## What needs to be done
Tally every line of the listing where the string "label" is found, and state the total alone.

[Start Exercise data]

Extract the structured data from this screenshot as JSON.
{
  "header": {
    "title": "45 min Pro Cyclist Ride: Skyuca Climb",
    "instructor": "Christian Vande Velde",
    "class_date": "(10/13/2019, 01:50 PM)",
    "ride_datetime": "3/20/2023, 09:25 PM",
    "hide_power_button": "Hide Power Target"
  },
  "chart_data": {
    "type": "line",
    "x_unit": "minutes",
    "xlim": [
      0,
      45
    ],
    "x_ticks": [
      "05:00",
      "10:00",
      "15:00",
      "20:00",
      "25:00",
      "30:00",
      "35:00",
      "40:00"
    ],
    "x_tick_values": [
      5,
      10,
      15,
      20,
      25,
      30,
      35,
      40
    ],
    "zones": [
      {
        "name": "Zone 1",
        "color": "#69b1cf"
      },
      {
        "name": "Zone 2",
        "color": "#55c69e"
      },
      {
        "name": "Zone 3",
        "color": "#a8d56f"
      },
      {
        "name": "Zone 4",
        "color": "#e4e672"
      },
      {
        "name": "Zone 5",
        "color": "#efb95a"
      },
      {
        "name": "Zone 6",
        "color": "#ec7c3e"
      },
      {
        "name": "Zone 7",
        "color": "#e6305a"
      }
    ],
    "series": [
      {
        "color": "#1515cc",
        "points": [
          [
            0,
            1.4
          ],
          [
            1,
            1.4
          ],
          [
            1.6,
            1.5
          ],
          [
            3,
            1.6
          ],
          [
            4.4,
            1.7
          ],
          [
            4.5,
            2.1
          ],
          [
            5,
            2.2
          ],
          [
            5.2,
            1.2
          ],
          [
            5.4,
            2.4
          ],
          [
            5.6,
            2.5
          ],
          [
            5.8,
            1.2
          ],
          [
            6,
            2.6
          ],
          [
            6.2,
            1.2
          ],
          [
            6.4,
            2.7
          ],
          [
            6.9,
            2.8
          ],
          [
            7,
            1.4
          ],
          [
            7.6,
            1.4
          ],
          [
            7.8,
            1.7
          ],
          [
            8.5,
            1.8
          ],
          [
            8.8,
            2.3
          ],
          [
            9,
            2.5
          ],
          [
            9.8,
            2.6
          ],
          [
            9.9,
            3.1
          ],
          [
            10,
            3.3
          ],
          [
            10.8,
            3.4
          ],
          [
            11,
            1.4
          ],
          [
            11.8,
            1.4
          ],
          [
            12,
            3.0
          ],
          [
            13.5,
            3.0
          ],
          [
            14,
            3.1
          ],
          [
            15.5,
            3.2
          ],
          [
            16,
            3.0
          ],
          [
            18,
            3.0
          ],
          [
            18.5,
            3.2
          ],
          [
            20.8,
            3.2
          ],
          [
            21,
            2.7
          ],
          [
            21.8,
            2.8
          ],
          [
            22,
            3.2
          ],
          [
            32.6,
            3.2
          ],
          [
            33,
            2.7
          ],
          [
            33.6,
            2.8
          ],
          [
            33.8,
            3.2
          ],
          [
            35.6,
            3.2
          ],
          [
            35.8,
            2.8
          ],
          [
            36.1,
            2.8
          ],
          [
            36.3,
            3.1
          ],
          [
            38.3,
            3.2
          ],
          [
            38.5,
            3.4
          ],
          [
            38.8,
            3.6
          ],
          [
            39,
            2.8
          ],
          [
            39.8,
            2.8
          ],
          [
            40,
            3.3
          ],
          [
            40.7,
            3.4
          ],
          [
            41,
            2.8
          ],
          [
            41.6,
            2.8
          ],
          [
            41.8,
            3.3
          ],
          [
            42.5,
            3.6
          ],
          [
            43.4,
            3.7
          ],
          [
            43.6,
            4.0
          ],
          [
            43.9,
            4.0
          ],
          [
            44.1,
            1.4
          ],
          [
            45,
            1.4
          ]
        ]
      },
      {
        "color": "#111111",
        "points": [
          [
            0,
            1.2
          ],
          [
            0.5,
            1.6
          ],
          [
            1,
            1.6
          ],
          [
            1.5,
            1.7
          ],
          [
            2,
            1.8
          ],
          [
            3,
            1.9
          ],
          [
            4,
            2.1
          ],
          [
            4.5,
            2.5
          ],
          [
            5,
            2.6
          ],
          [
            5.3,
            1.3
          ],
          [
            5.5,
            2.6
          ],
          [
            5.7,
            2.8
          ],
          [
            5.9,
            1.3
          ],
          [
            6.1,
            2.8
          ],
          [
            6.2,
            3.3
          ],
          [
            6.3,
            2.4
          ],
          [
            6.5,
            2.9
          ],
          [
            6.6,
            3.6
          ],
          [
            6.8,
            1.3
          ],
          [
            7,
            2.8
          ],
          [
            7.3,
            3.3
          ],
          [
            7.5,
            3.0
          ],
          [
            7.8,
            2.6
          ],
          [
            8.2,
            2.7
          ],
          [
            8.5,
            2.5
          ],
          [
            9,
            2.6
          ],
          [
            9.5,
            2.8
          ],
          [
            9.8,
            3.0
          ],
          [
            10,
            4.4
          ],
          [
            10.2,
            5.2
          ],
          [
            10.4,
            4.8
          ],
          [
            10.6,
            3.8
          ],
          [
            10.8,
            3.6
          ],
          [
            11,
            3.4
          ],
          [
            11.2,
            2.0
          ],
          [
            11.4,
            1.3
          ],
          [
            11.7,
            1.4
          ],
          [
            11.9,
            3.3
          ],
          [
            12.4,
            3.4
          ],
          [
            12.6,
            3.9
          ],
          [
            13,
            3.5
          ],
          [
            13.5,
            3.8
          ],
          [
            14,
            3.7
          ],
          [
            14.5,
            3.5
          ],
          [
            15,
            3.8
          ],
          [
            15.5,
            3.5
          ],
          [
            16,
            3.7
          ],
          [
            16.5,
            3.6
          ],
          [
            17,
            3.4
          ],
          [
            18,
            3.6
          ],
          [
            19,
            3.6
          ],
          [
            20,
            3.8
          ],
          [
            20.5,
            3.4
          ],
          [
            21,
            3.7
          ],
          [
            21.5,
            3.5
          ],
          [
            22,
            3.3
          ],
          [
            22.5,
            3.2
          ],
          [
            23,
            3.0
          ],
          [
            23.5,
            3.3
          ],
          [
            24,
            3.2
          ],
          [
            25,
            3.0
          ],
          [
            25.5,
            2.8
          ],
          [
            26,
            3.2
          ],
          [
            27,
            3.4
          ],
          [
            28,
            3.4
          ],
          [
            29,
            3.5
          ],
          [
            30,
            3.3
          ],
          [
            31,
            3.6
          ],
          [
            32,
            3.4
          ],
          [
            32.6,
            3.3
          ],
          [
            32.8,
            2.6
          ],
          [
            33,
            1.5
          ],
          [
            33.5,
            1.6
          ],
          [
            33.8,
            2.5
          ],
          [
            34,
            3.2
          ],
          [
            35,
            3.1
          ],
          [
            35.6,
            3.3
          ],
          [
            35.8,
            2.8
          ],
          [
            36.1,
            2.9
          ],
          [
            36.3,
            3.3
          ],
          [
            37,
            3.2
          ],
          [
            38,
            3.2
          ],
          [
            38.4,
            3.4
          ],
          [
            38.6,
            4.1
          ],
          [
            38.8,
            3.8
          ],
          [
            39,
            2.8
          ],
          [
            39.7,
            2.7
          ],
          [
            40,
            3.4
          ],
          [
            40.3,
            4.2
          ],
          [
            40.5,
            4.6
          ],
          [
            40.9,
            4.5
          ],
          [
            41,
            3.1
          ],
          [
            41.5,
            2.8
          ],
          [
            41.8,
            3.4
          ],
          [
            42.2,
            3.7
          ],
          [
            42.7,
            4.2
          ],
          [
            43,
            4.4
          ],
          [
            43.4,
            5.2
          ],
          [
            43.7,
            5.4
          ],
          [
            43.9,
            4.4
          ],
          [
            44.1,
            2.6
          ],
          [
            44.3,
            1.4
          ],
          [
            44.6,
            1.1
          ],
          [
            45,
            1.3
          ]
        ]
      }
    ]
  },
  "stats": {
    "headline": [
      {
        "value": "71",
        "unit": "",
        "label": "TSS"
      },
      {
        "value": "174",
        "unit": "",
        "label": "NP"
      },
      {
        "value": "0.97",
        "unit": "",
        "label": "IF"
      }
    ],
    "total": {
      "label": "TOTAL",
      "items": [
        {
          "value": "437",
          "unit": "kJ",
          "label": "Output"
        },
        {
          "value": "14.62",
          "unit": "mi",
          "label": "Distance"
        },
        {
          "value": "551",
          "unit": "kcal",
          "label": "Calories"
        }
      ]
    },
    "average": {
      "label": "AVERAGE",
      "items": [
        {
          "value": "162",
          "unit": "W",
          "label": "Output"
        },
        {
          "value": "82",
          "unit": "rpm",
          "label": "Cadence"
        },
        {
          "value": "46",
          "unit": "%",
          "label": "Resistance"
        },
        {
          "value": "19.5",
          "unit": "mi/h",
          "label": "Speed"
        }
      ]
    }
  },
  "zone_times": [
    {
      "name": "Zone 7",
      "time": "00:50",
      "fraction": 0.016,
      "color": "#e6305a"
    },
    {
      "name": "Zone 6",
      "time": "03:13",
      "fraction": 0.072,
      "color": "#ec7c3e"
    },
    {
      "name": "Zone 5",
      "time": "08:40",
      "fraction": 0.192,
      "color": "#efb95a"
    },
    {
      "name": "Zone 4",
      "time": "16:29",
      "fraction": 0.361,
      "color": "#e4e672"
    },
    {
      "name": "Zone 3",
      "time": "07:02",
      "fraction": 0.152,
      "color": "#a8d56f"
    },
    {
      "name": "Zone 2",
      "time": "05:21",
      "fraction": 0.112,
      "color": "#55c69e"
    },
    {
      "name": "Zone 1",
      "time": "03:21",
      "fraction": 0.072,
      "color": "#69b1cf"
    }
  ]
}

[End Exercise data]

## Answer to the exercise
12